**What the task requires**.
Do not carry the pictures over; copy every other part of the entries exactly.

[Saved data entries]
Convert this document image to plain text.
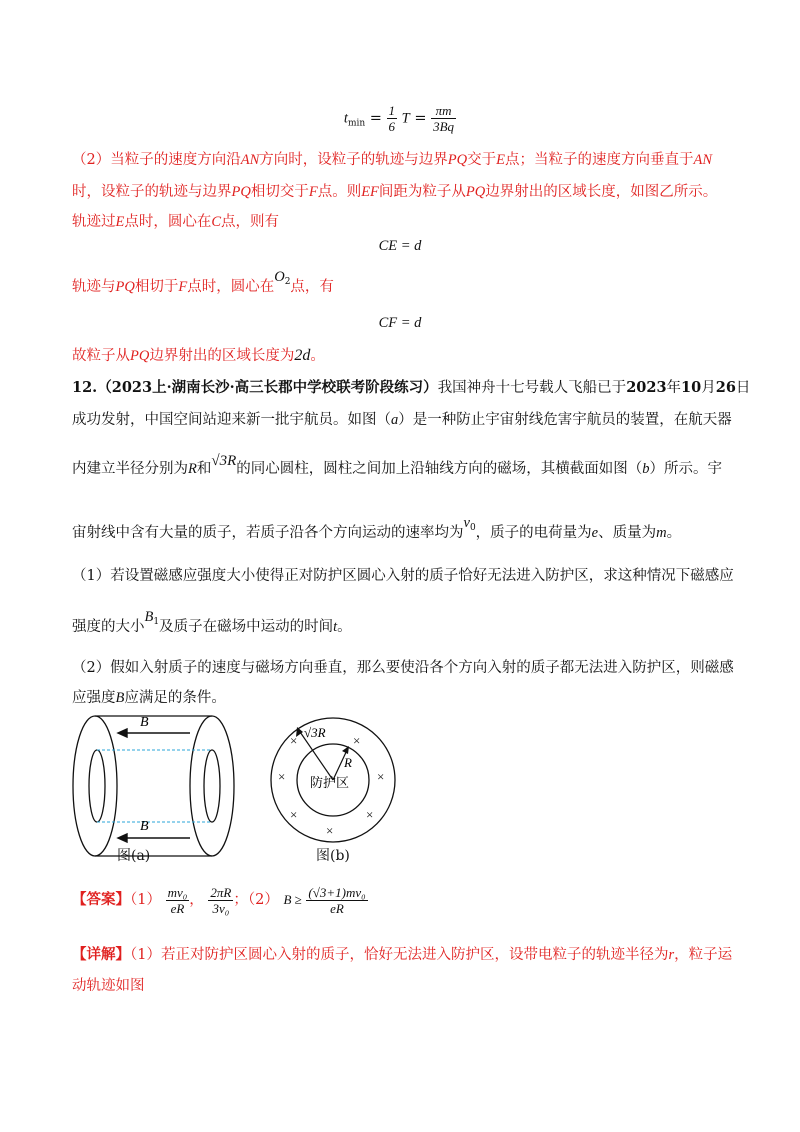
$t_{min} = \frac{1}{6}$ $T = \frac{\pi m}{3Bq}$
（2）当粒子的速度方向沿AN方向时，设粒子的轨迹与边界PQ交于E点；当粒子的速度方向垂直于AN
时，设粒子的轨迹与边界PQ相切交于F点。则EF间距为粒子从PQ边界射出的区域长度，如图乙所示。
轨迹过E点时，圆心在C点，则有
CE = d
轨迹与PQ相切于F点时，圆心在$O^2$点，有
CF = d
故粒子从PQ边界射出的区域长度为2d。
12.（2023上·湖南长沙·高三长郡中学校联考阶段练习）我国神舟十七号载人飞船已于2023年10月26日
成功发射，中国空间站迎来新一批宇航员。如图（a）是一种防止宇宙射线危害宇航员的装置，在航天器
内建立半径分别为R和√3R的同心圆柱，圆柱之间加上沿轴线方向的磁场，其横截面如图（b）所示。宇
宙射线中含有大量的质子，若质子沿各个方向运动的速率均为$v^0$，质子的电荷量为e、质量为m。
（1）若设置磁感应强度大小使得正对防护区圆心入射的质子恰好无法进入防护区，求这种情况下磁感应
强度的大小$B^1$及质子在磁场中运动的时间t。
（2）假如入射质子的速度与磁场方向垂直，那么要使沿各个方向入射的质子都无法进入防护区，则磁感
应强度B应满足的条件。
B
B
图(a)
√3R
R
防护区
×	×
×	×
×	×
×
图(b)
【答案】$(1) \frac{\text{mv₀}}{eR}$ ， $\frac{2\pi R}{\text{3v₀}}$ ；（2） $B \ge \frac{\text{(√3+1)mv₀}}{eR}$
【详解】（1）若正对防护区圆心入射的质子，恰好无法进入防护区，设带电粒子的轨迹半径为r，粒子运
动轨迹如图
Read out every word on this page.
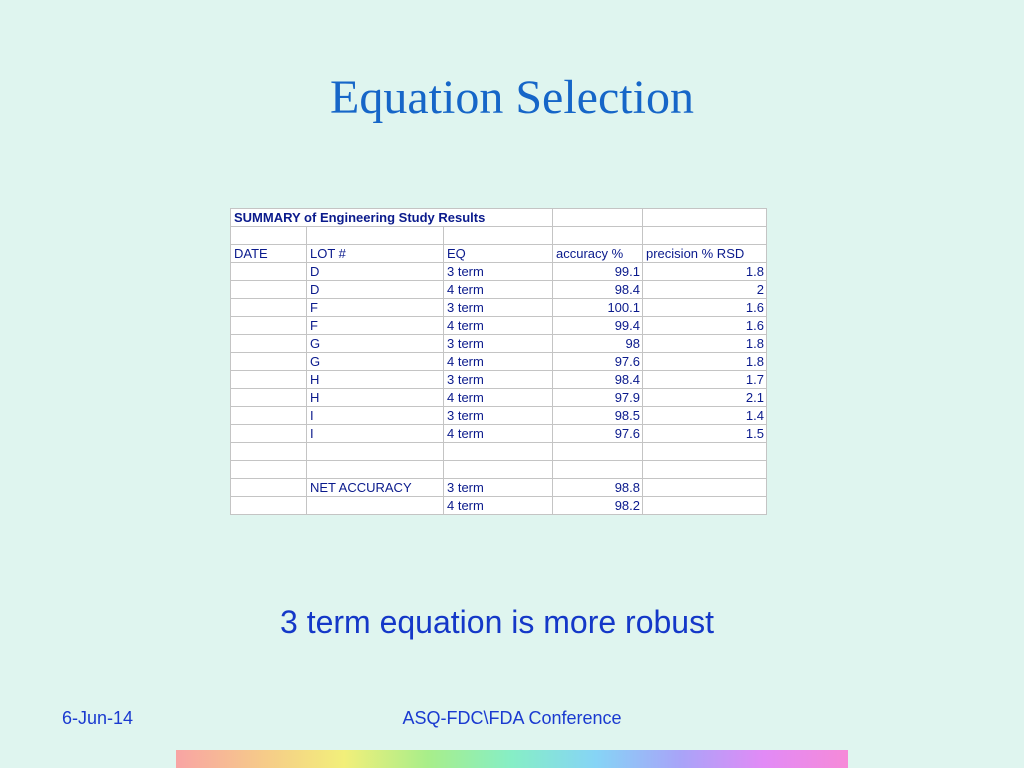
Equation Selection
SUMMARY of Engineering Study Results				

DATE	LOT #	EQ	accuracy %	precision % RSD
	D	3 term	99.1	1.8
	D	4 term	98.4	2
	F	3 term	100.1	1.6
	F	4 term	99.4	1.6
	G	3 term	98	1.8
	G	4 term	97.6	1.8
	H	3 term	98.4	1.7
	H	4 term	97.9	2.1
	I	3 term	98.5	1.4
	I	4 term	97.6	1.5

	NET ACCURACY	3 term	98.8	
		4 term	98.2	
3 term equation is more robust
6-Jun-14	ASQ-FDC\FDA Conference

**Reply to the task**.
Convert this document image to plain text.
$t_{min} = \frac{1}{6}$ $T = \frac{\pi m}{3Bq}$
（2）当粒子的速度方向沿AN方向时，设粒子的轨迹与边界PQ交于E点；当粒子的速度方向垂直于AN
时，设粒子的轨迹与边界PQ相切交于F点。则EF间距为粒子从PQ边界射出的区域长度，如图乙所示。
轨迹过E点时，圆心在C点，则有
CE = d
轨迹与PQ相切于F点时，圆心在$O^2$点，有
CF = d
故粒子从PQ边界射出的区域长度为2d。
12.（2023上·湖南长沙·高三长郡中学校联考阶段练习）我国神舟十七号载人飞船已于2023年10月26日
成功发射，中国空间站迎来新一批宇航员。如图（a）是一种防止宇宙射线危害宇航员的装置，在航天器
内建立半径分别为R和√3R的同心圆柱，圆柱之间加上沿轴线方向的磁场，其横截面如图（b）所示。宇
宙射线中含有大量的质子，若质子沿各个方向运动的速率均为$v^0$，质子的电荷量为e、质量为m。
（1）若设置磁感应强度大小使得正对防护区圆心入射的质子恰好无法进入防护区，求这种情况下磁感应
强度的大小$B^1$及质子在磁场中运动的时间t。
（2）假如入射质子的速度与磁场方向垂直，那么要使沿各个方向入射的质子都无法进入防护区，则磁感
应强度B应满足的条件。
B
B
图(a)
√3R
R
防护区
×	×
×	×
×	×
×
图(b)
【答案】$(1) \frac{\text{mv₀}}{eR}$ ， $\frac{2\pi R}{\text{3v₀}}$ ；（2） $B \ge \frac{\text{(√3+1)mv₀}}{eR}$
【详解】（1）若正对防护区圆心入射的质子，恰好无法进入防护区，设带电粒子的轨迹半径为r，粒子运
动轨迹如图
Read out every word on this page.
Equation Selection
SUMMARY of Engineering Study Results				

DATE	LOT #	EQ	accuracy %	precision % RSD
	D	3 term	99.1	1.8
	D	4 term	98.4	2
	F	3 term	100.1	1.6
	F	4 term	99.4	1.6
	G	3 term	98	1.8
	G	4 term	97.6	1.8
	H	3 term	98.4	1.7
	H	4 term	97.9	2.1
	I	3 term	98.5	1.4
	I	4 term	97.6	1.5

	NET ACCURACY	3 term	98.8	
		4 term	98.2	
3 term equation is more robust
6-Jun-14	ASQ-FDC\FDA Conference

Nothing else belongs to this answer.